# [YOUR GOAL]
Leaving out all images, write out the records that follow exactly.

# [RECORDS SUPPLIED]
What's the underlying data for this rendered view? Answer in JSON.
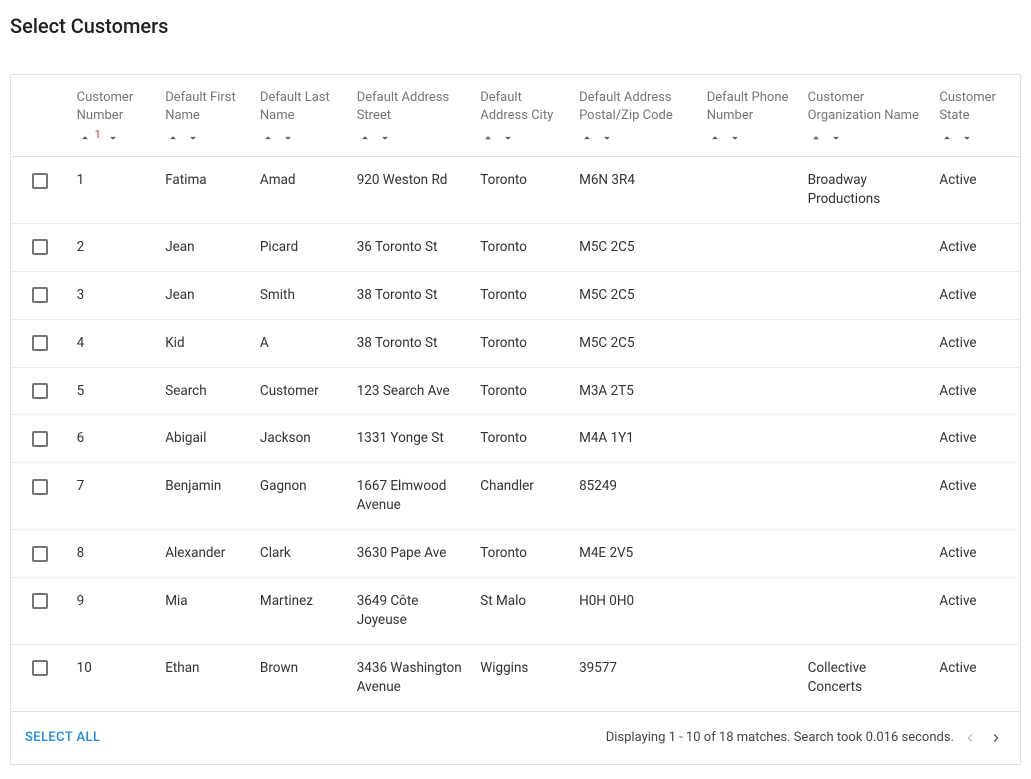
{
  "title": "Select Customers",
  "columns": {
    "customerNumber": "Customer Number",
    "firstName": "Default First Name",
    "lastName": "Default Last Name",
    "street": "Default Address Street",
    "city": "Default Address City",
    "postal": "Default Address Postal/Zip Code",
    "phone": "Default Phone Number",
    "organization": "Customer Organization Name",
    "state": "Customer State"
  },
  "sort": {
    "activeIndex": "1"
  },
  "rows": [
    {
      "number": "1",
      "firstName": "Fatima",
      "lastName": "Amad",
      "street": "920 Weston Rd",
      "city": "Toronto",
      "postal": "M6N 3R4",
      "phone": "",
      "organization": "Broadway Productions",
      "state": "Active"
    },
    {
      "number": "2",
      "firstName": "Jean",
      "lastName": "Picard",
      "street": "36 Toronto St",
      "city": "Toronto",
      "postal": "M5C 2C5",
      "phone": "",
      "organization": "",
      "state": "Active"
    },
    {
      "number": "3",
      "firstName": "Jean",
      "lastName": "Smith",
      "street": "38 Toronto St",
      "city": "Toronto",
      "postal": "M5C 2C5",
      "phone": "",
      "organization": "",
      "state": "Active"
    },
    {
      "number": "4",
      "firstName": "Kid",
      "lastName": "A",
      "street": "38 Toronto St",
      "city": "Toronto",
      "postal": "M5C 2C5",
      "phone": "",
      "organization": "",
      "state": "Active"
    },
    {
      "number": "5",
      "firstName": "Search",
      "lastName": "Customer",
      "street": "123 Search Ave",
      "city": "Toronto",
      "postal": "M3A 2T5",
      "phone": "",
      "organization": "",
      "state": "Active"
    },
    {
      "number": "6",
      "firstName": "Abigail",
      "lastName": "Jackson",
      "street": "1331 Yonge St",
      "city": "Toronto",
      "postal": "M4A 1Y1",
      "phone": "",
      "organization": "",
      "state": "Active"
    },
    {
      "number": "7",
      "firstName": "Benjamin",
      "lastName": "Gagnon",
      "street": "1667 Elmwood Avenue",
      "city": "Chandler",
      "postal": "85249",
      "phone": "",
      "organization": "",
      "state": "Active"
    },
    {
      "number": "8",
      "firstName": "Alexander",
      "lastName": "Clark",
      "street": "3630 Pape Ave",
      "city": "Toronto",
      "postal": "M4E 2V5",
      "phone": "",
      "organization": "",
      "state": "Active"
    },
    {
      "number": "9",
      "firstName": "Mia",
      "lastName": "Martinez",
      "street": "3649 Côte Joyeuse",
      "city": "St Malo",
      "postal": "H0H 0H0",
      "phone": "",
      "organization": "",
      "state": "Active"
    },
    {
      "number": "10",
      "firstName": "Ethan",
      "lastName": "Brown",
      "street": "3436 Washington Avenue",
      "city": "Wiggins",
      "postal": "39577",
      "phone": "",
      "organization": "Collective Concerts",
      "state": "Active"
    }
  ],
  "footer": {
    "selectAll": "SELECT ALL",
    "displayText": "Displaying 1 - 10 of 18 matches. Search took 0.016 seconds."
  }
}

# [FINISHED EXERCISE]
What's the underlying data for this rendered view? Answer in JSON.
{
  "title": "Select Customers",
  "columns": {
    "customerNumber": "Customer Number",
    "firstName": "Default First Name",
    "lastName": "Default Last Name",
    "street": "Default Address Street",
    "city": "Default Address City",
    "postal": "Default Address Postal/Zip Code",
    "phone": "Default Phone Number",
    "organization": "Customer Organization Name",
    "state": "Customer State"
  },
  "sort": {
    "activeIndex": "1"
  },
  "rows": [
    {
      "number": "1",
      "firstName": "Fatima",
      "lastName": "Amad",
      "street": "920 Weston Rd",
      "city": "Toronto",
      "postal": "M6N 3R4",
      "phone": "",
      "organization": "Broadway Productions",
      "state": "Active"
    },
    {
      "number": "2",
      "firstName": "Jean",
      "lastName": "Picard",
      "street": "36 Toronto St",
      "city": "Toronto",
      "postal": "M5C 2C5",
      "phone": "",
      "organization": "",
      "state": "Active"
    },
    {
      "number": "3",
      "firstName": "Jean",
      "lastName": "Smith",
      "street": "38 Toronto St",
      "city": "Toronto",
      "postal": "M5C 2C5",
      "phone": "",
      "organization": "",
      "state": "Active"
    },
    {
      "number": "4",
      "firstName": "Kid",
      "lastName": "A",
      "street": "38 Toronto St",
      "city": "Toronto",
      "postal": "M5C 2C5",
      "phone": "",
      "organization": "",
      "state": "Active"
    },
    {
      "number": "5",
      "firstName": "Search",
      "lastName": "Customer",
      "street": "123 Search Ave",
      "city": "Toronto",
      "postal": "M3A 2T5",
      "phone": "",
      "organization": "",
      "state": "Active"
    },
    {
      "number": "6",
      "firstName": "Abigail",
      "lastName": "Jackson",
      "street": "1331 Yonge St",
      "city": "Toronto",
      "postal": "M4A 1Y1",
      "phone": "",
      "organization": "",
      "state": "Active"
    },
    {
      "number": "7",
      "firstName": "Benjamin",
      "lastName": "Gagnon",
      "street": "1667 Elmwood Avenue",
      "city": "Chandler",
      "postal": "85249",
      "phone": "",
      "organization": "",
      "state": "Active"
    },
    {
      "number": "8",
      "firstName": "Alexander",
      "lastName": "Clark",
      "street": "3630 Pape Ave",
      "city": "Toronto",
      "postal": "M4E 2V5",
      "phone": "",
      "organization": "",
      "state": "Active"
    },
    {
      "number": "9",
      "firstName": "Mia",
      "lastName": "Martinez",
      "street": "3649 Côte Joyeuse",
      "city": "St Malo",
      "postal": "H0H 0H0",
      "phone": "",
      "organization": "",
      "state": "Active"
    },
    {
      "number": "10",
      "firstName": "Ethan",
      "lastName": "Brown",
      "street": "3436 Washington Avenue",
      "city": "Wiggins",
      "postal": "39577",
      "phone": "",
      "organization": "Collective Concerts",
      "state": "Active"
    }
  ],
  "footer": {
    "selectAll": "SELECT ALL",
    "displayText": "Displaying 1 - 10 of 18 matches. Search took 0.016 seconds."
  }
}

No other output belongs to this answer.